RECORDS TO USE —
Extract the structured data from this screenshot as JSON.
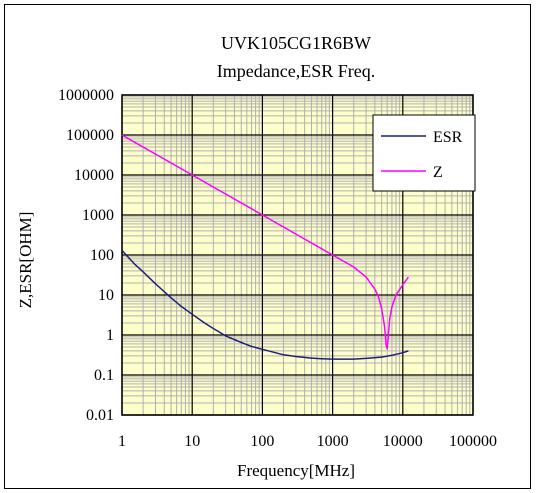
{
  "chart_data": {
    "type": "line",
    "title": "UVK105CG1R6BW",
    "subtitle": "Impedance,ESR Freq.",
    "xlabel": "Frequency[MHz]",
    "ylabel": "Z,ESR[OHM]",
    "x_scale": "log",
    "y_scale": "log",
    "xlim": [
      1,
      100000
    ],
    "ylim": [
      0.01,
      1000000
    ],
    "x_ticks": [
      "1",
      "10",
      "100",
      "1000",
      "10000",
      "100000"
    ],
    "y_ticks": [
      "1000000",
      "100000",
      "10000",
      "1000",
      "100",
      "10",
      "1",
      "0.1",
      "0.01"
    ],
    "grid": true,
    "legend_position": "top-right",
    "colors": {
      "plot_bg": "#ffffcc",
      "grid_minor": "#b0b0b0",
      "grid_major": "#000000"
    },
    "series": [
      {
        "name": "ESR",
        "color": "#1f1f7a",
        "x": [
          1,
          1.5,
          2,
          3,
          5,
          7,
          10,
          15,
          20,
          30,
          50,
          70,
          100,
          200,
          300,
          500,
          700,
          1000,
          2000,
          3000,
          5000,
          7000,
          10000,
          12000
        ],
        "y": [
          130,
          60,
          38,
          19,
          8.5,
          5.2,
          3.3,
          2.0,
          1.45,
          0.95,
          0.65,
          0.52,
          0.44,
          0.32,
          0.29,
          0.265,
          0.255,
          0.25,
          0.25,
          0.26,
          0.28,
          0.31,
          0.36,
          0.4
        ]
      },
      {
        "name": "Z",
        "color": "#ff00ff",
        "x": [
          1,
          10,
          100,
          1000,
          2000,
          3000,
          4000,
          4500,
          5000,
          5500,
          5800,
          6000,
          6200,
          6500,
          7000,
          8000,
          10000,
          12000
        ],
        "y": [
          100000,
          10000,
          1000,
          100,
          50,
          28,
          14,
          9,
          4.5,
          1.6,
          0.55,
          0.45,
          0.9,
          2.5,
          5,
          10,
          18,
          28
        ]
      }
    ]
  }
}
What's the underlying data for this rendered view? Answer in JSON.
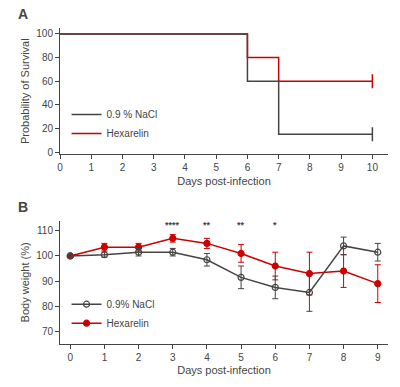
{
  "chart_data": [
    {
      "type": "line",
      "title": "A",
      "xlabel": "Days post-infection",
      "ylabel": "Probability of Survival",
      "xlim": [
        0,
        10.5
      ],
      "ylim": [
        -2,
        105
      ],
      "xticks": [
        0,
        1,
        2,
        3,
        4,
        5,
        6,
        7,
        8,
        9,
        10
      ],
      "yticks": [
        0,
        20,
        40,
        60,
        80,
        100
      ],
      "grid": false,
      "legend": "lower left",
      "series": [
        {
          "name": "0.9 % NaCl",
          "color": "#444444",
          "line_style": "solid",
          "x": [
            0,
            6,
            6,
            7,
            7,
            10
          ],
          "values": [
            100,
            100,
            60,
            60,
            15,
            15
          ],
          "censored": {
            "x": [
              10
            ],
            "y": [
              15
            ]
          }
        },
        {
          "name": "Hexarelin",
          "color": "#cc0000",
          "line_style": "solid",
          "x": [
            0,
            6,
            6,
            7,
            7,
            10
          ],
          "values": [
            100,
            100,
            80,
            80,
            60,
            60
          ],
          "censored": {
            "x": [
              10
            ],
            "y": [
              60
            ]
          }
        }
      ]
    },
    {
      "type": "line",
      "title": "B",
      "xlabel": "Days post-infection",
      "ylabel": "Body weight (%)",
      "xlim": [
        -0.3,
        9.3
      ],
      "ylim": [
        65,
        114
      ],
      "xticks": [
        0,
        1,
        2,
        3,
        4,
        5,
        6,
        7,
        8,
        9
      ],
      "yticks": [
        70,
        80,
        90,
        100,
        110
      ],
      "grid": false,
      "legend": "lower left",
      "x": [
        0,
        1,
        2,
        3,
        4,
        5,
        6,
        7,
        8,
        9
      ],
      "series": [
        {
          "name": "0.9% NaCl",
          "color": "#444444",
          "marker": "open circle",
          "line_style": "solid",
          "values": [
            100.0,
            100.5,
            101.5,
            101.5,
            98.5,
            91.5,
            87.5,
            85.5,
            104.0,
            101.5
          ],
          "error": [
            0.5,
            1.0,
            1.5,
            1.5,
            2.5,
            4.5,
            4.5,
            7.5,
            3.5,
            3.5
          ]
        },
        {
          "name": "Hexarelin",
          "color": "#cc0000",
          "marker": "circle",
          "line_style": "solid",
          "values": [
            100.0,
            103.5,
            103.5,
            107.0,
            105.0,
            101.0,
            96.0,
            93.0,
            94.0,
            89.0
          ],
          "error": [
            0.5,
            1.5,
            1.5,
            1.5,
            2.0,
            3.5,
            5.5,
            8.5,
            6.5,
            7.5
          ]
        }
      ],
      "annotations": [
        {
          "x": 3,
          "y": 109.5,
          "text": "****"
        },
        {
          "x": 4,
          "y": 109.5,
          "text": "**"
        },
        {
          "x": 5,
          "y": 109.5,
          "text": "**"
        },
        {
          "x": 6,
          "y": 109.5,
          "text": "*"
        }
      ]
    }
  ]
}
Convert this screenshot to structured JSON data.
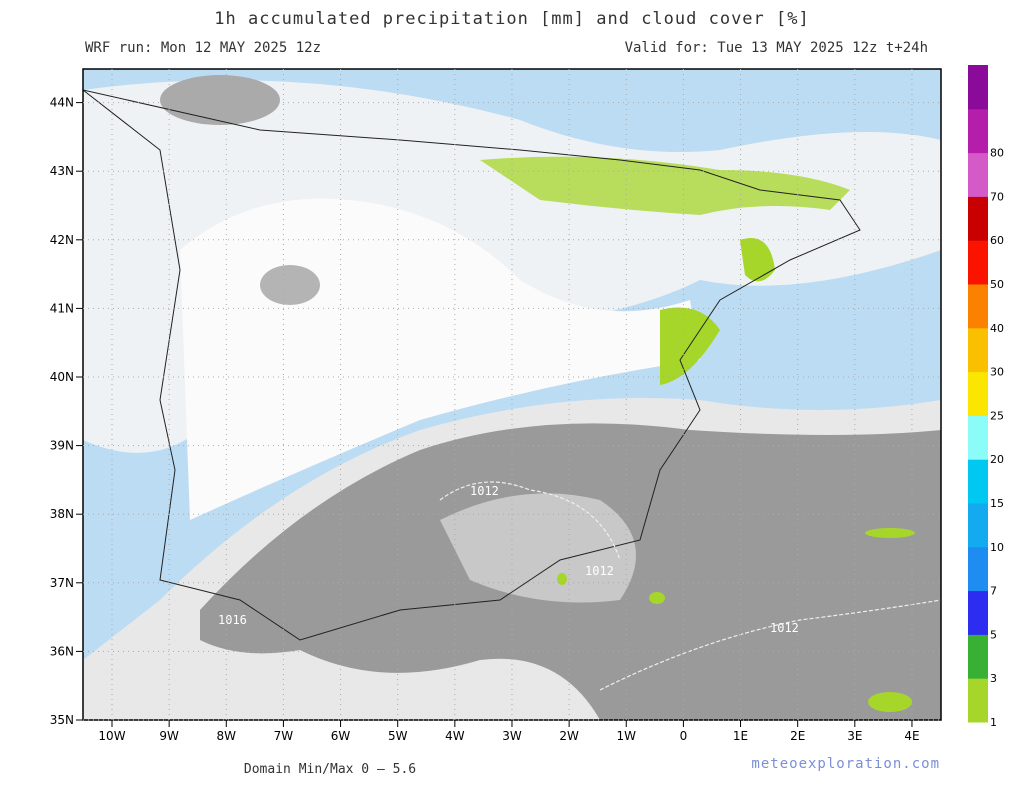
{
  "header": {
    "title": "1h accumulated precipitation [mm] and cloud cover [%]",
    "run": "WRF run: Mon 12 MAY 2025 12z",
    "valid": "Valid for: Tue 13 MAY 2025 12z  t+24h"
  },
  "map": {
    "lat_labels": [
      "35N",
      "36N",
      "37N",
      "38N",
      "39N",
      "40N",
      "41N",
      "42N",
      "43N",
      "44N"
    ],
    "lon_labels": [
      "10W",
      "9W",
      "8W",
      "7W",
      "6W",
      "5W",
      "4W",
      "3W",
      "2W",
      "1W",
      "0",
      "1E",
      "2E",
      "3E",
      "4E"
    ],
    "isobar_labels": [
      "1012",
      "1012",
      "1016",
      "1012"
    ]
  },
  "colorbar": {
    "levels": [
      1,
      3,
      5,
      7,
      10,
      15,
      20,
      25,
      30,
      40,
      50,
      60,
      70,
      80
    ],
    "colors": [
      "#a6d62a",
      "#38b034",
      "#2d2df2",
      "#1e8cf0",
      "#14aaf0",
      "#00c8f0",
      "#8cfcf8",
      "#fae600",
      "#fac000",
      "#fa8200",
      "#fa1400",
      "#c80000",
      "#d45ac8",
      "#b41eaa",
      "#8a0a9a"
    ]
  },
  "footer": {
    "minmax": "Domain Min/Max 0 — 5.6",
    "credit": "meteoexploration.com"
  }
}
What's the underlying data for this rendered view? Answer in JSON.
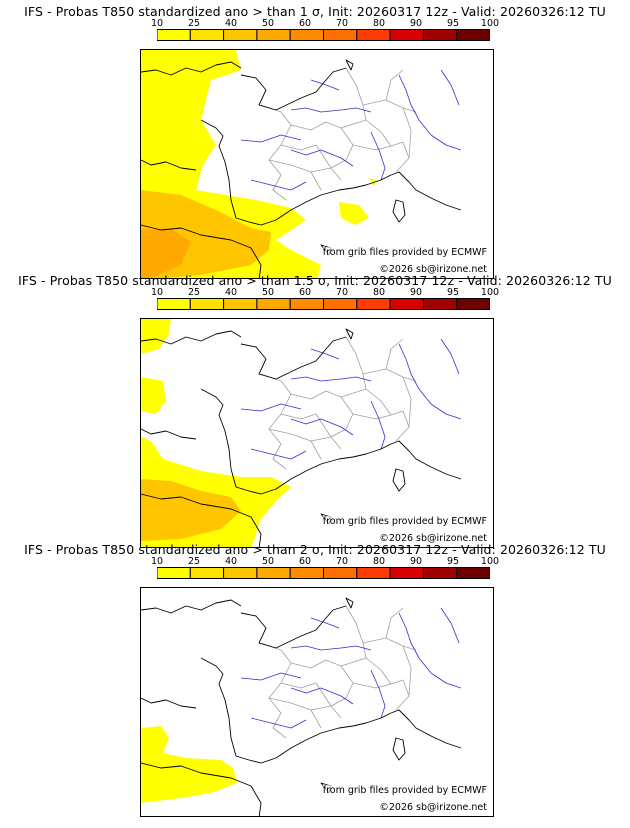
{
  "legend": {
    "labels": [
      "10",
      "25",
      "40",
      "50",
      "60",
      "70",
      "80",
      "90",
      "95",
      "100"
    ],
    "colors": [
      "#ffff00",
      "#ffe200",
      "#ffc600",
      "#ffa800",
      "#ff8c00",
      "#ff6e00",
      "#ff3c00",
      "#d80000",
      "#a00000",
      "#6e0000"
    ]
  },
  "credits": {
    "source": "from grib files provided by ECMWF",
    "copyright": "©2026 sb@irizone.net"
  },
  "colors": {
    "coast": "#000000",
    "borders": "#a0a0a0",
    "rivers": "#3030d0",
    "prob_low": "#ffff00",
    "prob_mid": "#ffc600"
  },
  "panels": [
    {
      "title": "IFS - Probas T850  standardized ano > than 1 σ, Init: 20260317 12z - Valid: 20260326:12 TU",
      "threshold_sigma": 1
    },
    {
      "title": "IFS - Probas T850  standardized ano > than 1.5 σ, Init: 20260317 12z - Valid: 20260326:12 TU",
      "threshold_sigma": 1.5
    },
    {
      "title": "IFS - Probas T850  standardized ano > than 2 σ, Init: 20260317 12z - Valid: 20260326:12 TU",
      "threshold_sigma": 2
    }
  ]
}
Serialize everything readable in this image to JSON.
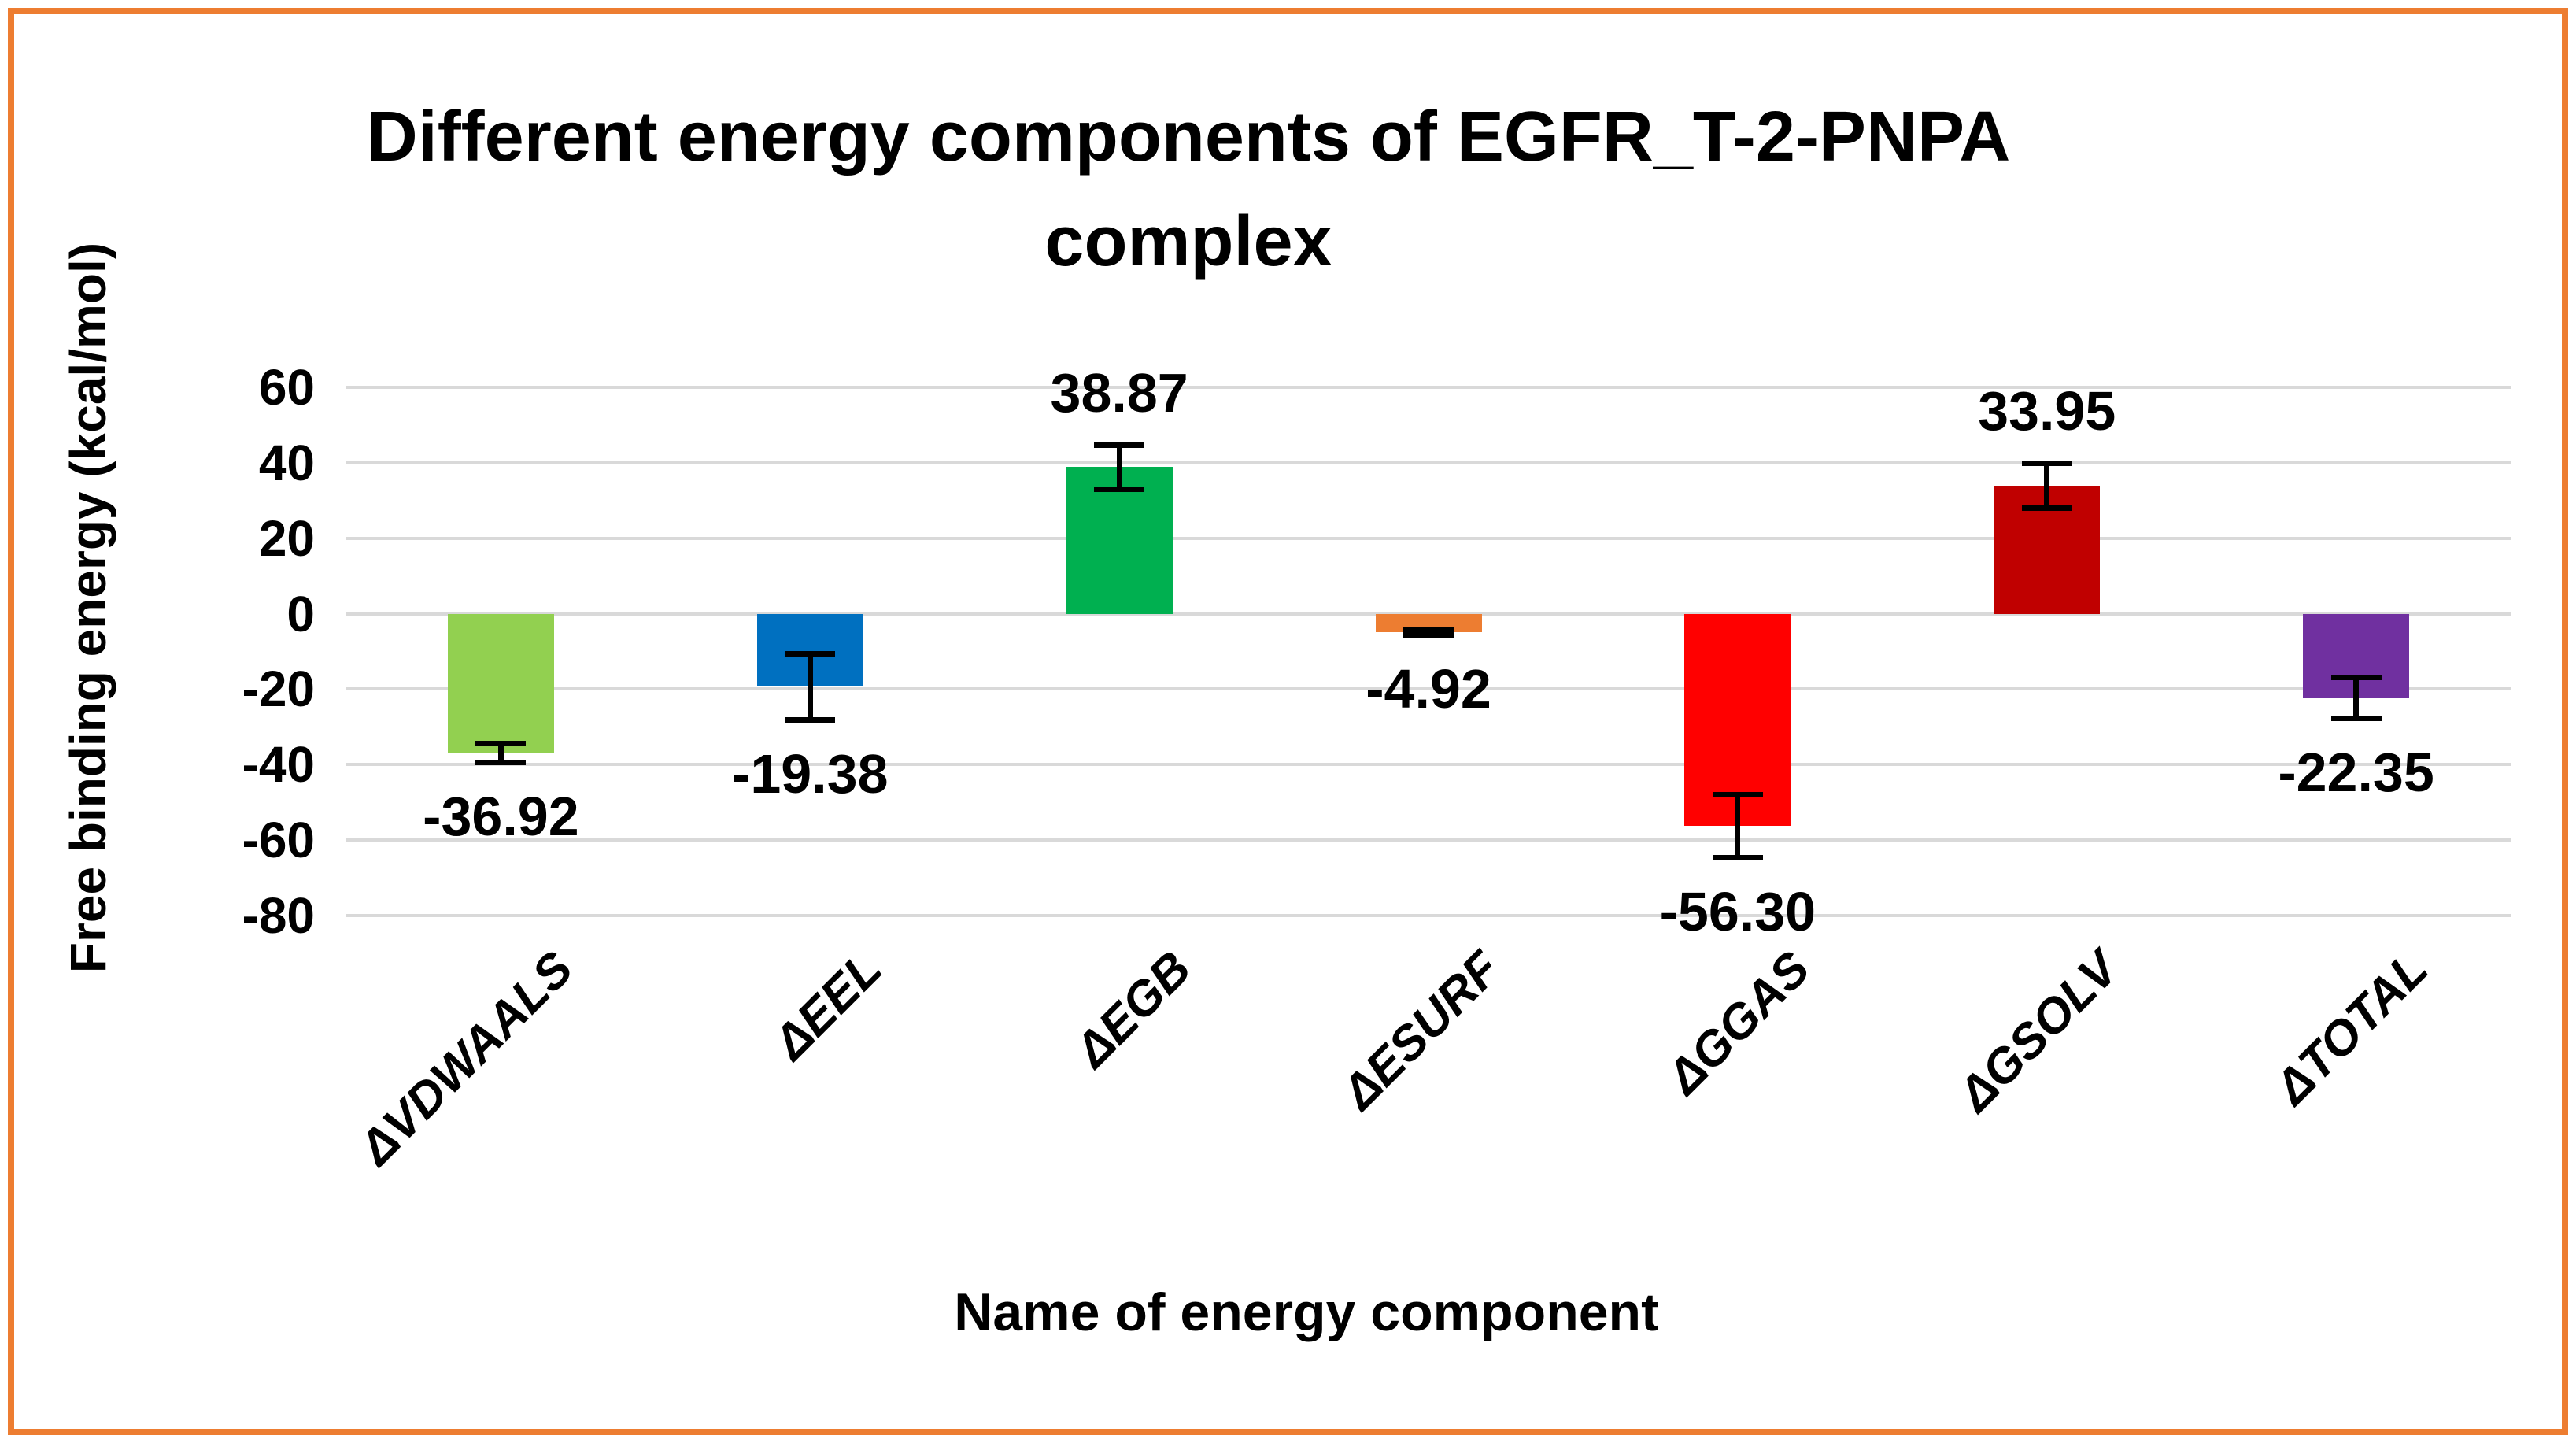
{
  "chart_data": {
    "type": "bar",
    "title": "Different energy components of EGFR_T-2-PNPA complex",
    "title_lines": [
      "Different energy components of EGFR_T-2-PNPA",
      "complex"
    ],
    "xlabel": "Name of energy component",
    "ylabel": "Free binding energy (kcal/mol)",
    "categories": [
      "ΔVDWAALS",
      "ΔEEL",
      "ΔEGB",
      "ΔESURF",
      "ΔGGAS",
      "ΔGSOLV",
      "ΔTOTAL"
    ],
    "values": [
      -36.92,
      -19.38,
      38.87,
      -4.92,
      -56.3,
      33.95,
      -22.35
    ],
    "data_labels": [
      "-36.92",
      "-19.38",
      "38.87",
      "-4.92",
      "-56.30",
      "33.95",
      "-22.35"
    ],
    "error_bars": [
      2.6,
      8.9,
      6.0,
      0.7,
      8.5,
      6.0,
      5.5
    ],
    "bar_colors": [
      "#92D050",
      "#0070C0",
      "#00B050",
      "#ED7D31",
      "#FF0000",
      "#C00000",
      "#7030A0"
    ],
    "yticks": [
      60,
      40,
      20,
      0,
      -20,
      -40,
      -60,
      -80
    ],
    "ylim": [
      -80,
      60
    ],
    "grid": true,
    "legend": false
  },
  "style": {
    "border_color": "#ED7D31",
    "gridline_color": "#D9D9D9",
    "error_bar_color": "#000000",
    "text_color": "#000000",
    "background": "#FFFFFF"
  }
}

WHAT YOU ARE ASKED TO DO — Within the material above, find the lines that contain the word "structured"; copy them.

SOLVED EXERCISE —
Extract the structured data from this screenshot as JSON.
Convert this screenshot to structured JSON data.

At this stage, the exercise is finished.